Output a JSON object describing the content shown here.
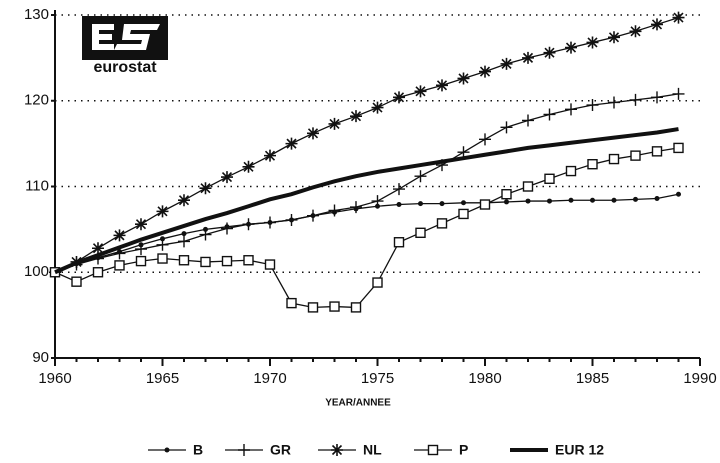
{
  "chart_data": {
    "type": "line",
    "xlabel": "YEAR/ANNEE",
    "logo_text": "eurostat",
    "x": [
      1960,
      1961,
      1962,
      1963,
      1964,
      1965,
      1966,
      1967,
      1968,
      1969,
      1970,
      1971,
      1972,
      1973,
      1974,
      1975,
      1976,
      1977,
      1978,
      1979,
      1980,
      1981,
      1982,
      1983,
      1984,
      1985,
      1986,
      1987,
      1988,
      1989
    ],
    "xlim": [
      1960,
      1990
    ],
    "xticks": [
      1960,
      1965,
      1970,
      1975,
      1980,
      1985,
      1990
    ],
    "ylim": [
      90,
      130
    ],
    "yticks": [
      90,
      100,
      110,
      120,
      130
    ],
    "grid": true,
    "legend": "bottom",
    "series": [
      {
        "name": "B",
        "color": "#111111",
        "marker": "dot",
        "values": [
          100,
          101.0,
          101.7,
          102.4,
          103.2,
          103.9,
          104.5,
          105.0,
          105.3,
          105.6,
          105.8,
          106.1,
          106.6,
          107.0,
          107.4,
          107.7,
          107.9,
          108.0,
          108.0,
          108.1,
          108.1,
          108.2,
          108.3,
          108.3,
          108.4,
          108.4,
          108.4,
          108.5,
          108.6,
          109.1
        ]
      },
      {
        "name": "GR",
        "color": "#111111",
        "marker": "plus",
        "values": [
          100,
          100.9,
          101.6,
          102.2,
          102.7,
          103.2,
          103.6,
          104.4,
          105.1,
          105.6,
          105.8,
          106.1,
          106.6,
          107.2,
          107.6,
          108.3,
          109.7,
          111.2,
          112.5,
          114.0,
          115.5,
          116.9,
          117.7,
          118.4,
          119.0,
          119.5,
          119.8,
          120.1,
          120.4,
          120.8
        ]
      },
      {
        "name": "NL",
        "color": "#111111",
        "marker": "star",
        "values": [
          100,
          101.2,
          102.8,
          104.3,
          105.6,
          107.1,
          108.4,
          109.8,
          111.1,
          112.3,
          113.6,
          115.0,
          116.2,
          117.3,
          118.2,
          119.2,
          120.4,
          121.1,
          121.8,
          122.6,
          123.4,
          124.3,
          125.0,
          125.6,
          126.2,
          126.8,
          127.4,
          128.1,
          128.9,
          129.7
        ]
      },
      {
        "name": "P",
        "color": "#111111",
        "marker": "square",
        "values": [
          100,
          98.9,
          100.0,
          100.8,
          101.3,
          101.6,
          101.4,
          101.2,
          101.3,
          101.4,
          100.9,
          96.4,
          95.9,
          96.0,
          95.9,
          98.8,
          103.5,
          104.6,
          105.7,
          106.8,
          107.9,
          109.1,
          110.0,
          110.9,
          111.8,
          112.6,
          113.2,
          113.6,
          114.1,
          114.5
        ]
      },
      {
        "name": "EUR 12",
        "color": "#111111",
        "marker": "none",
        "values": [
          100,
          101.1,
          102.0,
          102.9,
          103.8,
          104.6,
          105.4,
          106.2,
          106.9,
          107.7,
          108.5,
          109.1,
          109.9,
          110.6,
          111.2,
          111.7,
          112.1,
          112.5,
          112.9,
          113.3,
          113.7,
          114.1,
          114.5,
          114.8,
          115.1,
          115.4,
          115.7,
          116.0,
          116.3,
          116.7
        ]
      }
    ]
  }
}
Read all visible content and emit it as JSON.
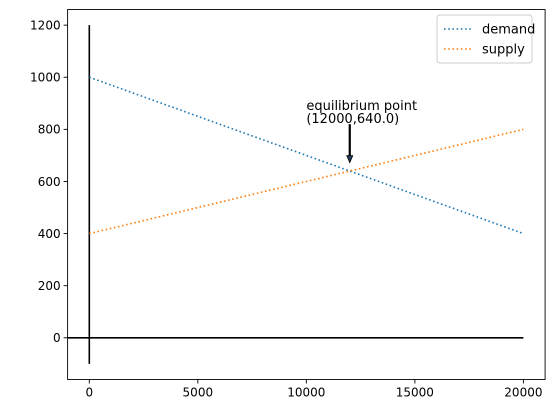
{
  "chart_data": {
    "type": "line",
    "title": "",
    "xlabel": "",
    "ylabel": "",
    "xlim": [
      -1000,
      21000
    ],
    "ylim": [
      -160,
      1260
    ],
    "xticks": [
      0,
      5000,
      10000,
      15000,
      20000
    ],
    "yticks": [
      0,
      200,
      400,
      600,
      800,
      1000,
      1200
    ],
    "grid": false,
    "legend_position": "top-right",
    "series": [
      {
        "name": "demand",
        "color": "#1f77b4",
        "linestyle": "dotted",
        "x": [
          0,
          20000
        ],
        "y": [
          1000,
          400
        ]
      },
      {
        "name": "supply",
        "color": "#ff7f0e",
        "linestyle": "dotted",
        "x": [
          0,
          20000
        ],
        "y": [
          400,
          800
        ]
      }
    ],
    "reference_lines": [
      {
        "x": [
          -1000,
          20000
        ],
        "y": [
          0,
          0
        ],
        "color": "#000000"
      },
      {
        "x": [
          0,
          0
        ],
        "y": [
          -100,
          1200
        ],
        "color": "#000000"
      }
    ],
    "annotation": {
      "line1": "equilibrium point",
      "line2": "(12000,640.0)",
      "text_at": [
        10000,
        840
      ],
      "arrow_from": [
        12000,
        820
      ],
      "arrow_to": [
        12000,
        680
      ],
      "point": [
        12000,
        640
      ]
    }
  }
}
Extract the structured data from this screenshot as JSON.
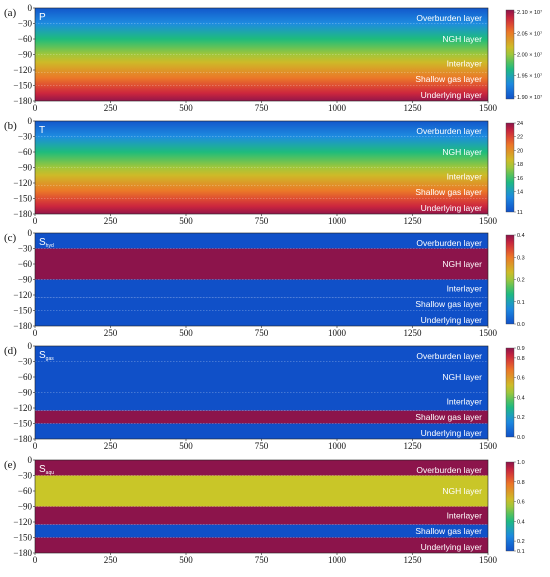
{
  "chart_data": [
    {
      "type": "heatmap",
      "panel_label": "(a)",
      "variable": "P",
      "variable_sub": "",
      "colorbar_label": "P",
      "colorbar_ticks": [
        "2.10 × 10⁷",
        "2.05 × 10⁷",
        "2.00 × 10⁷",
        "1.95 × 10⁷",
        "1.90 × 10⁷"
      ],
      "colorbar_tick_values": [
        21000000,
        20500000,
        20000000,
        19500000,
        19000000
      ],
      "colorbar_range": [
        18950000,
        21050000
      ],
      "colormap": "jet",
      "field": "vertical-gradient",
      "layers": [
        "Overburden layer",
        "NGH layer",
        "Interlayer",
        "Shallow gas layer",
        "Underlying layer"
      ],
      "layer_depths": [
        [
          0,
          30
        ],
        [
          30,
          90
        ],
        [
          90,
          125
        ],
        [
          125,
          150
        ],
        [
          150,
          180
        ]
      ],
      "xlim": [
        0,
        1500
      ],
      "ylim": [
        -180,
        0
      ],
      "x_ticks": [
        "0",
        "250",
        "500",
        "750",
        "1000",
        "1250",
        "1500"
      ],
      "y_ticks": [
        "0",
        "−30",
        "−60",
        "−90",
        "−120",
        "−150",
        "−180"
      ]
    },
    {
      "type": "heatmap",
      "panel_label": "(b)",
      "variable": "T",
      "variable_sub": "",
      "colorbar_label": "T",
      "colorbar_ticks": [
        "24",
        "22",
        "20",
        "18",
        "16",
        "14",
        "11"
      ],
      "colorbar_tick_values": [
        24,
        22,
        20,
        18,
        16,
        14,
        11
      ],
      "colorbar_range": [
        11,
        24
      ],
      "colormap": "jet",
      "field": "vertical-gradient",
      "layers": [
        "Overburden layer",
        "NGH layer",
        "Interlayer",
        "Shallow gas layer",
        "Underlying layer"
      ],
      "layer_depths": [
        [
          0,
          30
        ],
        [
          30,
          90
        ],
        [
          90,
          125
        ],
        [
          125,
          150
        ],
        [
          150,
          180
        ]
      ],
      "xlim": [
        0,
        1500
      ],
      "ylim": [
        -180,
        0
      ],
      "x_ticks": [
        "0",
        "250",
        "500",
        "750",
        "1000",
        "1250",
        "1500"
      ],
      "y_ticks": [
        "0",
        "−30",
        "−60",
        "−90",
        "−120",
        "−150",
        "−180"
      ]
    },
    {
      "type": "heatmap",
      "panel_label": "(c)",
      "variable": "S",
      "variable_sub": "hyd",
      "colorbar_label": "S_hyd",
      "colorbar_ticks": [
        "0.4",
        "0.3",
        "0.2",
        "0.1",
        "0.0"
      ],
      "colorbar_tick_values": [
        0.4,
        0.3,
        0.2,
        0.1,
        0.0
      ],
      "colorbar_range": [
        0.0,
        0.4
      ],
      "colormap": "jet",
      "field": "layered",
      "layers": [
        "Overburden layer",
        "NGH layer",
        "Interlayer",
        "Shallow gas layer",
        "Underlying layer"
      ],
      "layer_depths": [
        [
          0,
          30
        ],
        [
          30,
          90
        ],
        [
          90,
          125
        ],
        [
          125,
          150
        ],
        [
          150,
          180
        ]
      ],
      "layer_values": [
        0.0,
        0.4,
        0.0,
        0.0,
        0.0
      ],
      "xlim": [
        0,
        1500
      ],
      "ylim": [
        -180,
        0
      ],
      "x_ticks": [
        "0",
        "250",
        "500",
        "750",
        "1000",
        "1250",
        "1500"
      ],
      "y_ticks": [
        "0",
        "−30",
        "−60",
        "−90",
        "−120",
        "−150",
        "−180"
      ]
    },
    {
      "type": "heatmap",
      "panel_label": "(d)",
      "variable": "S",
      "variable_sub": "gas",
      "colorbar_label": "S_gas",
      "colorbar_ticks": [
        "0.9",
        "0.8",
        "0.6",
        "0.4",
        "0.2",
        "0.0"
      ],
      "colorbar_tick_values": [
        0.9,
        0.8,
        0.6,
        0.4,
        0.2,
        0.0
      ],
      "colorbar_range": [
        0.0,
        0.9
      ],
      "colormap": "jet",
      "field": "layered",
      "layers": [
        "Overburden layer",
        "NGH layer",
        "Interlayer",
        "Shallow gas layer",
        "Underlying layer"
      ],
      "layer_depths": [
        [
          0,
          30
        ],
        [
          30,
          90
        ],
        [
          90,
          125
        ],
        [
          125,
          150
        ],
        [
          150,
          180
        ]
      ],
      "layer_values": [
        0.0,
        0.0,
        0.0,
        0.9,
        0.0
      ],
      "xlim": [
        0,
        1500
      ],
      "ylim": [
        -180,
        0
      ],
      "x_ticks": [
        "0",
        "250",
        "500",
        "750",
        "1000",
        "1250",
        "1500"
      ],
      "y_ticks": [
        "0",
        "−30",
        "−60",
        "−90",
        "−120",
        "−150",
        "−180"
      ]
    },
    {
      "type": "heatmap",
      "panel_label": "(e)",
      "variable": "S",
      "variable_sub": "aqu",
      "colorbar_label": "S_aqu",
      "colorbar_ticks": [
        "1.0",
        "0.8",
        "0.6",
        "0.4",
        "0.2",
        "0.1"
      ],
      "colorbar_tick_values": [
        1.0,
        0.8,
        0.6,
        0.4,
        0.2,
        0.1
      ],
      "colorbar_range": [
        0.1,
        1.0
      ],
      "colormap": "jet",
      "field": "layered",
      "layers": [
        "Overburden layer",
        "NGH layer",
        "Interlayer",
        "Shallow gas layer",
        "Underlying layer"
      ],
      "layer_depths": [
        [
          0,
          30
        ],
        [
          30,
          90
        ],
        [
          90,
          125
        ],
        [
          125,
          150
        ],
        [
          150,
          180
        ]
      ],
      "layer_values": [
        1.0,
        0.6,
        1.0,
        0.1,
        1.0
      ],
      "xlim": [
        0,
        1500
      ],
      "ylim": [
        -180,
        0
      ],
      "x_ticks": [
        "0",
        "250",
        "500",
        "750",
        "1000",
        "1250",
        "1500"
      ],
      "y_ticks": [
        "0",
        "−30",
        "−60",
        "−90",
        "−120",
        "−150",
        "−180"
      ]
    }
  ]
}
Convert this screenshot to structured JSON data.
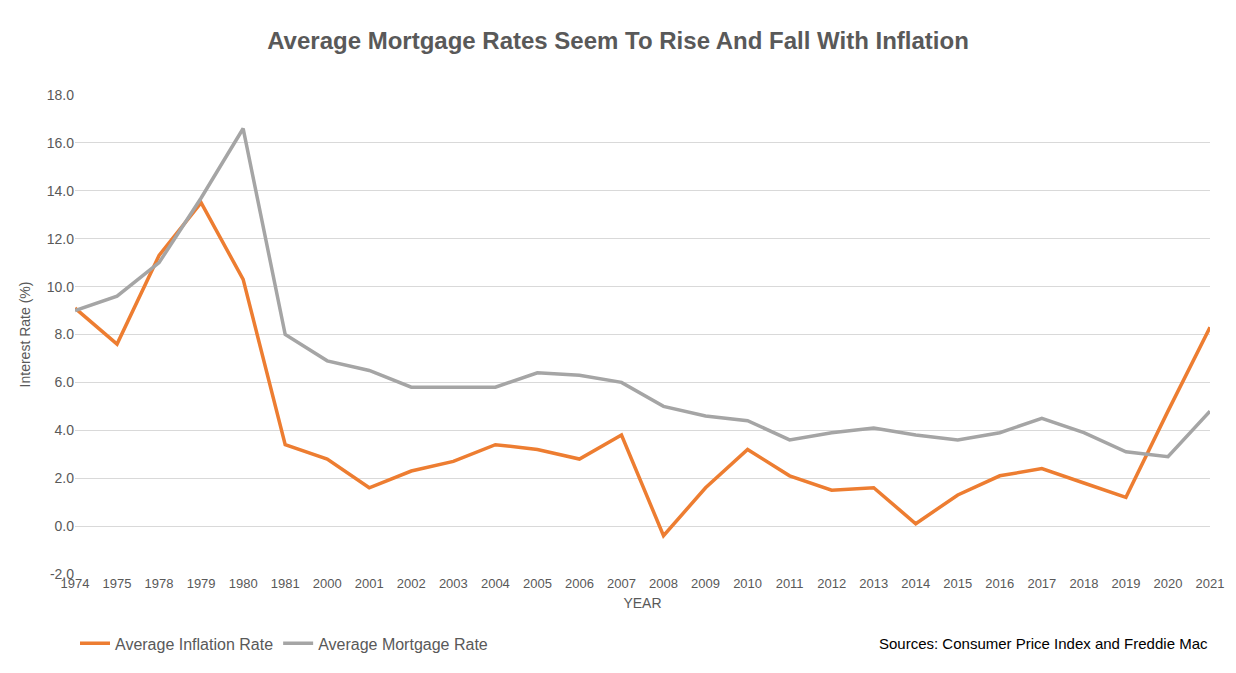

## REQUIREMENTS
From the data above, copy each line that holds "this".

## THE SOLUTION
Extract the structured data from this screenshot as JSON.
Convert this screenshot to structured JSON data.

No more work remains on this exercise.